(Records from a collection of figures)
===============
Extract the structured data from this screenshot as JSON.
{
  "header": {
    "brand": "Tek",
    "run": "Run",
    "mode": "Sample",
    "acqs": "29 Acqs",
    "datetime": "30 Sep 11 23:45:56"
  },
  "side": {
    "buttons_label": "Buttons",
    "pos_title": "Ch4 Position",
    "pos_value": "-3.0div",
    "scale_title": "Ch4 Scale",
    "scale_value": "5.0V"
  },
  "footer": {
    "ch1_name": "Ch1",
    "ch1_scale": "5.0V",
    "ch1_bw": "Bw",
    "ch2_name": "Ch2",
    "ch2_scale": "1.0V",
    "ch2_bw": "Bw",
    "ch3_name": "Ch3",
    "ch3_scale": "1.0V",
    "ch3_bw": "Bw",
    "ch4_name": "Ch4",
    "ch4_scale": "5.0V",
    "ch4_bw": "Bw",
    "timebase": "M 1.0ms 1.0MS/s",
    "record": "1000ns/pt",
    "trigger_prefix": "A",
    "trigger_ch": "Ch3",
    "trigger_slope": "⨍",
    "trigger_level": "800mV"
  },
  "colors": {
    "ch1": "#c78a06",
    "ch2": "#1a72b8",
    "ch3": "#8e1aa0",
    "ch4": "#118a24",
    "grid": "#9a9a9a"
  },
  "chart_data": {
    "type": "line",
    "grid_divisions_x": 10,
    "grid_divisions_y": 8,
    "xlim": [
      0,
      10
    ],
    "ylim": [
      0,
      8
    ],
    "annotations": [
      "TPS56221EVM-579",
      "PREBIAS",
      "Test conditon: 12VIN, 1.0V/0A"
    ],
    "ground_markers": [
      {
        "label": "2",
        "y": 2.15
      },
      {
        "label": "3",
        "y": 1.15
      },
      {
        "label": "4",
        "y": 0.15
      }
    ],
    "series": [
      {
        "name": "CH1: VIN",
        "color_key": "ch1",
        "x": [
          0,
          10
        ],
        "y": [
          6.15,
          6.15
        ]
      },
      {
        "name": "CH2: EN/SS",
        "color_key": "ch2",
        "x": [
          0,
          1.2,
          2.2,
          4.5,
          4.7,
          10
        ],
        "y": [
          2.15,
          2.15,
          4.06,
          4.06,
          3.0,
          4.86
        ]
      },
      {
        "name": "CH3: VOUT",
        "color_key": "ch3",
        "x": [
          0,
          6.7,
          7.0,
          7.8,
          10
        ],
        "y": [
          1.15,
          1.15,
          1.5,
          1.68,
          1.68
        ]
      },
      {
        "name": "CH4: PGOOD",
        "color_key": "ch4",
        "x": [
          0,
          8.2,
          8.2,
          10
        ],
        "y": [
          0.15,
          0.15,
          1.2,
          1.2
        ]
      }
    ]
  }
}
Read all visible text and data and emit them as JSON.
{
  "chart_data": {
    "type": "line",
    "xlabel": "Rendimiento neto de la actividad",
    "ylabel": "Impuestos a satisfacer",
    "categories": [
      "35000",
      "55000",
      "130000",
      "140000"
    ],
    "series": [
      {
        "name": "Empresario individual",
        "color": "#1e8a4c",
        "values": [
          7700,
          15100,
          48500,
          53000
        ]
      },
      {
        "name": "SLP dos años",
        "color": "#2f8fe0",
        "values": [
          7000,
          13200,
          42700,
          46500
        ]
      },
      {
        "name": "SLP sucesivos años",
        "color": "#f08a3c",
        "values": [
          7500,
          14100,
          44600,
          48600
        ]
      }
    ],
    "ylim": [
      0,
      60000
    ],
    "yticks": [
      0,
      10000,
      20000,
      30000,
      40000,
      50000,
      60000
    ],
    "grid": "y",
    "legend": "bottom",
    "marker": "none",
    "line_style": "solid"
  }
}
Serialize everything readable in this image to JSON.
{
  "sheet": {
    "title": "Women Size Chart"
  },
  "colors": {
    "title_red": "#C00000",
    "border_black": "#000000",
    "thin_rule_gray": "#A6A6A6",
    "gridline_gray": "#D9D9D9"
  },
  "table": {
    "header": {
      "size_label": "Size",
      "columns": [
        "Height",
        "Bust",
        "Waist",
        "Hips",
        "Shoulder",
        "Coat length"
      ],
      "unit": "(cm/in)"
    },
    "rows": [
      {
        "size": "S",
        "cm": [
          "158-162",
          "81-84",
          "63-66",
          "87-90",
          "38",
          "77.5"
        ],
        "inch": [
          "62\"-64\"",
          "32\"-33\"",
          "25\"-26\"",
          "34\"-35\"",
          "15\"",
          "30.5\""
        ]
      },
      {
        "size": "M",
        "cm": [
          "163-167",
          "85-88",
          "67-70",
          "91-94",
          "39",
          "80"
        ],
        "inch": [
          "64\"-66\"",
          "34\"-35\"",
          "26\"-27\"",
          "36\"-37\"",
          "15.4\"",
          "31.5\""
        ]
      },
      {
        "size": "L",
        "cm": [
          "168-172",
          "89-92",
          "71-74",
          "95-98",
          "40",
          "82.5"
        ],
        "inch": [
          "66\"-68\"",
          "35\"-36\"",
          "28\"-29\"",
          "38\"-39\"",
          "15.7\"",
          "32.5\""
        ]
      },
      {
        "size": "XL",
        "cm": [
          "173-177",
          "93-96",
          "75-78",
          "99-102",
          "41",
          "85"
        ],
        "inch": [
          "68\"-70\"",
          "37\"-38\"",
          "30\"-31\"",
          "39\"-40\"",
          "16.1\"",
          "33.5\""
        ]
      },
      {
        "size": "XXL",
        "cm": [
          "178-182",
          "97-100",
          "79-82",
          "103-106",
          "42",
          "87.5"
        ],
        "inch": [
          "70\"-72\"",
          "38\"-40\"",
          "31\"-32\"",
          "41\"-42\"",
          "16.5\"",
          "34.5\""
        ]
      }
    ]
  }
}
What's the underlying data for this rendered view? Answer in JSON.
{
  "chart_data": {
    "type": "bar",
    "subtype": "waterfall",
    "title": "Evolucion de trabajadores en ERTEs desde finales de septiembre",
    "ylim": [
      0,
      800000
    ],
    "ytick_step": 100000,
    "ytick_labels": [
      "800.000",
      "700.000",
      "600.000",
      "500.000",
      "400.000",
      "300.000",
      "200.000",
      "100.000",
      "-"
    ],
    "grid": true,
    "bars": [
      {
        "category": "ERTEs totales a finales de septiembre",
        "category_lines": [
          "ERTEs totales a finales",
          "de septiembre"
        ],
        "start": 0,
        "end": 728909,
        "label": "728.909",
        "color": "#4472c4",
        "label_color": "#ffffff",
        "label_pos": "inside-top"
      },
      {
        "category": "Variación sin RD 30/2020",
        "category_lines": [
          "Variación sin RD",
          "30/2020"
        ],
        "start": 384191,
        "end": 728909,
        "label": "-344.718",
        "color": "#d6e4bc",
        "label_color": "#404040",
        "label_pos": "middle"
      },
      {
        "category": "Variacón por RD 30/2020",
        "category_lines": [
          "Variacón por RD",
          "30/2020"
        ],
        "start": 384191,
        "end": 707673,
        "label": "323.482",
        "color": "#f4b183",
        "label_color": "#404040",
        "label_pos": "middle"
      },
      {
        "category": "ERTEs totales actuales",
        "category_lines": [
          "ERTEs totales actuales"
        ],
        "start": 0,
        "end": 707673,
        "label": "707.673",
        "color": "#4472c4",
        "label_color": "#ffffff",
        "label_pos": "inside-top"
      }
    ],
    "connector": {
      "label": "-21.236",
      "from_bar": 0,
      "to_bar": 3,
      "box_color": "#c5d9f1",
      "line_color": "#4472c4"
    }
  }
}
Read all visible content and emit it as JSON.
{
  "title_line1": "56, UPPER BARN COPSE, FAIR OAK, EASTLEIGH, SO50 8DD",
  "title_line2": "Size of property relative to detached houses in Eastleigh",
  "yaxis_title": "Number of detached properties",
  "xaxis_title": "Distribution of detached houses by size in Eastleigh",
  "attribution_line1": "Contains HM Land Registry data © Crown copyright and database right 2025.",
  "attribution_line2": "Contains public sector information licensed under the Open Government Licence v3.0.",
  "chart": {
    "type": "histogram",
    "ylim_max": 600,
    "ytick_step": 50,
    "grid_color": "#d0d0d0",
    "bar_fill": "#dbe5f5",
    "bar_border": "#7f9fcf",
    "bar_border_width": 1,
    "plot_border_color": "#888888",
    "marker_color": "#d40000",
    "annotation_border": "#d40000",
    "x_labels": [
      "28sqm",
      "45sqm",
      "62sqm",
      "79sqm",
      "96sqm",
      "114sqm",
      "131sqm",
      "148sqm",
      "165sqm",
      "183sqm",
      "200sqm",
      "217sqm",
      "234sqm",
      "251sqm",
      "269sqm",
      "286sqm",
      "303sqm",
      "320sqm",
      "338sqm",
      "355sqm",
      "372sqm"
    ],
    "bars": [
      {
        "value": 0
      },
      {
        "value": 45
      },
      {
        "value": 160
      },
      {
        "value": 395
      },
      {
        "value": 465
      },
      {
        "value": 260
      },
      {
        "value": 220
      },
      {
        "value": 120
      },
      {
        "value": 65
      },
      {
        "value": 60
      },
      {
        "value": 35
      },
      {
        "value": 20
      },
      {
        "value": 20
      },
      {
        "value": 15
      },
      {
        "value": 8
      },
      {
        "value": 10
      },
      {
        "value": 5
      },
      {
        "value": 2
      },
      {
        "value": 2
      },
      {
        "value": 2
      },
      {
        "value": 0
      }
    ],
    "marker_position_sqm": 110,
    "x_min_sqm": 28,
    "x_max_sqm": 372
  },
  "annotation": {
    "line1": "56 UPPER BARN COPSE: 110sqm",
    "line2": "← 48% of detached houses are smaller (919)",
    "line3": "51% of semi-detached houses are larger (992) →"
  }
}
===============
(What is being asked) From the listing above, collect every line that mentions the word "houses".

(Exercise answer)
  "title_line2": "Size of property relative to detached houses in Eastleigh",
  "xaxis_title": "Distribution of detached houses by size in Eastleigh",
    "line2": "← 48% of detached houses are smaller (919)",
    "line3": "51% of semi-detached houses are larger (992) →"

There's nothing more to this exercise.